Copy every record below, exactly as written.

>> START Data rows

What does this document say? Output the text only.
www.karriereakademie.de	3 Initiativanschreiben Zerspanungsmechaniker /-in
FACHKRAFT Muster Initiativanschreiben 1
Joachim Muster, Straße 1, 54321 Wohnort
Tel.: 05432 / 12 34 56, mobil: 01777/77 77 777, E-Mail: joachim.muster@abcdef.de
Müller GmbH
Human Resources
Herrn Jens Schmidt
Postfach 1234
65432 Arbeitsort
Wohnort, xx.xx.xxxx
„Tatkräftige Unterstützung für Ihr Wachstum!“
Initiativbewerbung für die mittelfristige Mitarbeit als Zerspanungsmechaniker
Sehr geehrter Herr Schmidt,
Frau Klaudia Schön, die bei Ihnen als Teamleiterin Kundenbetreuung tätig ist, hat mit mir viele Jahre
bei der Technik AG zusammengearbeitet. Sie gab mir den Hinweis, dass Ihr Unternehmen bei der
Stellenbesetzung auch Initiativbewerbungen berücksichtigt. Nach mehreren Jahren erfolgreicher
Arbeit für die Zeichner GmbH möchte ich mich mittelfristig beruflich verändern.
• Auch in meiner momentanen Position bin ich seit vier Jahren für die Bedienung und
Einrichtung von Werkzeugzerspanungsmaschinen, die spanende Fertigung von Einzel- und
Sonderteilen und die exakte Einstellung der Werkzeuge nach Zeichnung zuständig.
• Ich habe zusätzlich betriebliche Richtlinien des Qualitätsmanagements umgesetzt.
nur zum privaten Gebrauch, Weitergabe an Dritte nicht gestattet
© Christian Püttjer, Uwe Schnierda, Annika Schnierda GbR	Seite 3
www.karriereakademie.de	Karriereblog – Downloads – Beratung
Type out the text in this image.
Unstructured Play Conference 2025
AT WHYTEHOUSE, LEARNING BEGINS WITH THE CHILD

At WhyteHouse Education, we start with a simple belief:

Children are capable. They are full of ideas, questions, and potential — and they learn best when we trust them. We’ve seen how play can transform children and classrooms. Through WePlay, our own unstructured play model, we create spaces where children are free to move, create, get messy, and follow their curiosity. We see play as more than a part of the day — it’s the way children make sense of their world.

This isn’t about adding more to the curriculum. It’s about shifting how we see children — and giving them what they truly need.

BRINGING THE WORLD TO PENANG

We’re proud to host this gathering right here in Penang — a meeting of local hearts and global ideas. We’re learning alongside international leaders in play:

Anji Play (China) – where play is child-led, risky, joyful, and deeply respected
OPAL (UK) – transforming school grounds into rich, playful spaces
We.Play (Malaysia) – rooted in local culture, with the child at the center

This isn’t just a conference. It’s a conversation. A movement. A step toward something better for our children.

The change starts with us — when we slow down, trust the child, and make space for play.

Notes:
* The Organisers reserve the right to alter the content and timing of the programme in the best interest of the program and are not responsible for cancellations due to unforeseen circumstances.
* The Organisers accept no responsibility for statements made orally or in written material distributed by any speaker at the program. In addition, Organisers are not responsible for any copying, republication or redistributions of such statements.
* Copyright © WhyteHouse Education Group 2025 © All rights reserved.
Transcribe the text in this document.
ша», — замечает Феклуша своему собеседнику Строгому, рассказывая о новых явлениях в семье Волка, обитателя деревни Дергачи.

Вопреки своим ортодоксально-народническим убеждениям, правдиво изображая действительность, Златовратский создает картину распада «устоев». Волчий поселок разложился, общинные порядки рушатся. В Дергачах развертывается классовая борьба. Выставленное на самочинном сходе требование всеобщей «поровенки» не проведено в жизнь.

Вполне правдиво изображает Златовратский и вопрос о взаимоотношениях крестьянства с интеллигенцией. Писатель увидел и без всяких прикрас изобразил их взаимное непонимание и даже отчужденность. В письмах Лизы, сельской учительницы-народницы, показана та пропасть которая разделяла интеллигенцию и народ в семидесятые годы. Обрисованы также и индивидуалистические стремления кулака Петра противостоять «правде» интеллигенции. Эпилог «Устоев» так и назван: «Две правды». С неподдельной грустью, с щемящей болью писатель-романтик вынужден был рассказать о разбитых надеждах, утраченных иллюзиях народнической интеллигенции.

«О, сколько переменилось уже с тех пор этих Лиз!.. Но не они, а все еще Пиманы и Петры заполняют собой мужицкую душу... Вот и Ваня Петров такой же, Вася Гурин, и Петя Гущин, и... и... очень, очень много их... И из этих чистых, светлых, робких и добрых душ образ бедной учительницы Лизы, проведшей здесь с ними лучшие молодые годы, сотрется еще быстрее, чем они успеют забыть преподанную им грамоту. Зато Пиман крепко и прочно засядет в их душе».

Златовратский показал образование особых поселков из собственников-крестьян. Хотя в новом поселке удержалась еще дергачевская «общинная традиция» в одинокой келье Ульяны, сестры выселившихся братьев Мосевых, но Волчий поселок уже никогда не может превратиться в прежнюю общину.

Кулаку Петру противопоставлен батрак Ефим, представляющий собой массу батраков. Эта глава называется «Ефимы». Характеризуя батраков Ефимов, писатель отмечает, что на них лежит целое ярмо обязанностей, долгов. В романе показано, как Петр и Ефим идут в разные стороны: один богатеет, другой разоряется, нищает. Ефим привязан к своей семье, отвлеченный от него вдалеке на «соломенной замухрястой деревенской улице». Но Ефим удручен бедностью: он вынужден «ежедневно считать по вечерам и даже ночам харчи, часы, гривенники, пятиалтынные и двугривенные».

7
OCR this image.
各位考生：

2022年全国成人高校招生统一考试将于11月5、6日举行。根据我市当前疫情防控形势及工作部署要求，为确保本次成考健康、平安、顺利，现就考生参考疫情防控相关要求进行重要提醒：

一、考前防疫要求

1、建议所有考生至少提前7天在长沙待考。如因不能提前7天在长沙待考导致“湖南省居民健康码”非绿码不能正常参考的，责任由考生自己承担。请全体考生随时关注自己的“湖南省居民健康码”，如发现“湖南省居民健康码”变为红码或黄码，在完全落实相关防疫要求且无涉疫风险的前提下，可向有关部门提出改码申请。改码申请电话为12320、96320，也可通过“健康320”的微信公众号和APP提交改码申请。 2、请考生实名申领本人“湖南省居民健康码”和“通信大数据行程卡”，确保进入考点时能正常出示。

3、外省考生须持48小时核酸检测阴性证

>> END Data rows

• [Output of the task]:
What does this document say? Output the text only.
www.karriereakademie.de	3 Initiativanschreiben Zerspanungsmechaniker /-in
FACHKRAFT Muster Initiativanschreiben 1
Joachim Muster, Straße 1, 54321 Wohnort
Tel.: 05432 / 12 34 56, mobil: 01777/77 77 777, E-Mail: joachim.muster@abcdef.de
Müller GmbH
Human Resources
Herrn Jens Schmidt
Postfach 1234
65432 Arbeitsort
Wohnort, xx.xx.xxxx
„Tatkräftige Unterstützung für Ihr Wachstum!“
Initiativbewerbung für die mittelfristige Mitarbeit als Zerspanungsmechaniker
Sehr geehrter Herr Schmidt,
Frau Klaudia Schön, die bei Ihnen als Teamleiterin Kundenbetreuung tätig ist, hat mit mir viele Jahre
bei der Technik AG zusammengearbeitet. Sie gab mir den Hinweis, dass Ihr Unternehmen bei der
Stellenbesetzung auch Initiativbewerbungen berücksichtigt. Nach mehreren Jahren erfolgreicher
Arbeit für die Zeichner GmbH möchte ich mich mittelfristig beruflich verändern.
• Auch in meiner momentanen Position bin ich seit vier Jahren für die Bedienung und
Einrichtung von Werkzeugzerspanungsmaschinen, die spanende Fertigung von Einzel- und
Sonderteilen und die exakte Einstellung der Werkzeuge nach Zeichnung zuständig.
• Ich habe zusätzlich betriebliche Richtlinien des Qualitätsmanagements umgesetzt.
nur zum privaten Gebrauch, Weitergabe an Dritte nicht gestattet
© Christian Püttjer, Uwe Schnierda, Annika Schnierda GbR	Seite 3
www.karriereakademie.de	Karriereblog – Downloads – Beratung
Type out the text in this image.
Unstructured Play Conference 2025
AT WHYTEHOUSE, LEARNING BEGINS WITH THE CHILD

At WhyteHouse Education, we start with a simple belief:

Children are capable. They are full of ideas, questions, and potential — and they learn best when we trust them. We’ve seen how play can transform children and classrooms. Through WePlay, our own unstructured play model, we create spaces where children are free to move, create, get messy, and follow their curiosity. We see play as more than a part of the day — it’s the way children make sense of their world.

This isn’t about adding more to the curriculum. It’s about shifting how we see children — and giving them what they truly need.

BRINGING THE WORLD TO PENANG

We’re proud to host this gathering right here in Penang — a meeting of local hearts and global ideas. We’re learning alongside international leaders in play:

Anji Play (China) – where play is child-led, risky, joyful, and deeply respected
OPAL (UK) – transforming school grounds into rich, playful spaces
We.Play (Malaysia) – rooted in local culture, with the child at the center

This isn’t just a conference. It’s a conversation. A movement. A step toward something better for our children.

The change starts with us — when we slow down, trust the child, and make space for play.

Notes:
* The Organisers reserve the right to alter the content and timing of the programme in the best interest of the program and are not responsible for cancellations due to unforeseen circumstances.
* The Organisers accept no responsibility for statements made orally or in written material distributed by any speaker at the program. In addition, Organisers are not responsible for any copying, republication or redistributions of such statements.
* Copyright © WhyteHouse Education Group 2025 © All rights reserved.
Transcribe the text in this document.
ша», — замечает Феклуша своему собеседнику Строгому, рассказывая о новых явлениях в семье Волка, обитателя деревни Дергачи.

Вопреки своим ортодоксально-народническим убеждениям, правдиво изображая действительность, Златовратский создает картину распада «устоев». Волчий поселок разложился, общинные порядки рушатся. В Дергачах развертывается классовая борьба. Выставленное на самочинном сходе требование всеобщей «поровенки» не проведено в жизнь.

Вполне правдиво изображает Златовратский и вопрос о взаимоотношениях крестьянства с интеллигенцией. Писатель увидел и без всяких прикрас изобразил их взаимное непонимание и даже отчужденность. В письмах Лизы, сельской учительницы-народницы, показана та пропасть которая разделяла интеллигенцию и народ в семидесятые годы. Обрисованы также и индивидуалистические стремления кулака Петра противостоять «правде» интеллигенции. Эпилог «Устоев» так и назван: «Две правды». С неподдельной грустью, с щемящей болью писатель-романтик вынужден был рассказать о разбитых надеждах, утраченных иллюзиях народнической интеллигенции.

«О, сколько переменилось уже с тех пор этих Лиз!.. Но не они, а все еще Пиманы и Петры заполняют собой мужицкую душу... Вот и Ваня Петров такой же, Вася Гурин, и Петя Гущин, и... и... очень, очень много их... И из этих чистых, светлых, робких и добрых душ образ бедной учительницы Лизы, проведшей здесь с ними лучшие молодые годы, сотрется еще быстрее, чем они успеют забыть преподанную им грамоту. Зато Пиман крепко и прочно засядет в их душе».

Златовратский показал образование особых поселков из собственников-крестьян. Хотя в новом поселке удержалась еще дергачевская «общинная традиция» в одинокой келье Ульяны, сестры выселившихся братьев Мосевых, но Волчий поселок уже никогда не может превратиться в прежнюю общину.

Кулаку Петру противопоставлен батрак Ефим, представляющий собой массу батраков. Эта глава называется «Ефимы». Характеризуя батраков Ефимов, писатель отмечает, что на них лежит целое ярмо обязанностей, долгов. В романе показано, как Петр и Ефим идут в разные стороны: один богатеет, другой разоряется, нищает. Ефим привязан к своей семье, отвлеченный от него вдалеке на «соломенной замухрястой деревенской улице». Но Ефим удручен бедностью: он вынужден «ежедневно считать по вечерам и даже ночам харчи, часы, гривенники, пятиалтынные и двугривенные».

7
OCR this image.
各位考生：

2022年全国成人高校招生统一考试将于11月5、6日举行。根据我市当前疫情防控形势及工作部署要求，为确保本次成考健康、平安、顺利，现就考生参考疫情防控相关要求进行重要提醒：

一、考前防疫要求

1、建议所有考生至少提前7天在长沙待考。如因不能提前7天在长沙待考导致“湖南省居民健康码”非绿码不能正常参考的，责任由考生自己承担。请全体考生随时关注自己的“湖南省居民健康码”，如发现“湖南省居民健康码”变为红码或黄码，在完全落实相关防疫要求且无涉疫风险的前提下，可向有关部门提出改码申请。改码申请电话为12320、96320，也可通过“健康320”的微信公众号和APP提交改码申请。 2、请考生实名申领本人“湖南省居民健康码”和“通信大数据行程卡”，确保进入考点时能正常出示。

3、外省考生须持48小时核酸检测阴性证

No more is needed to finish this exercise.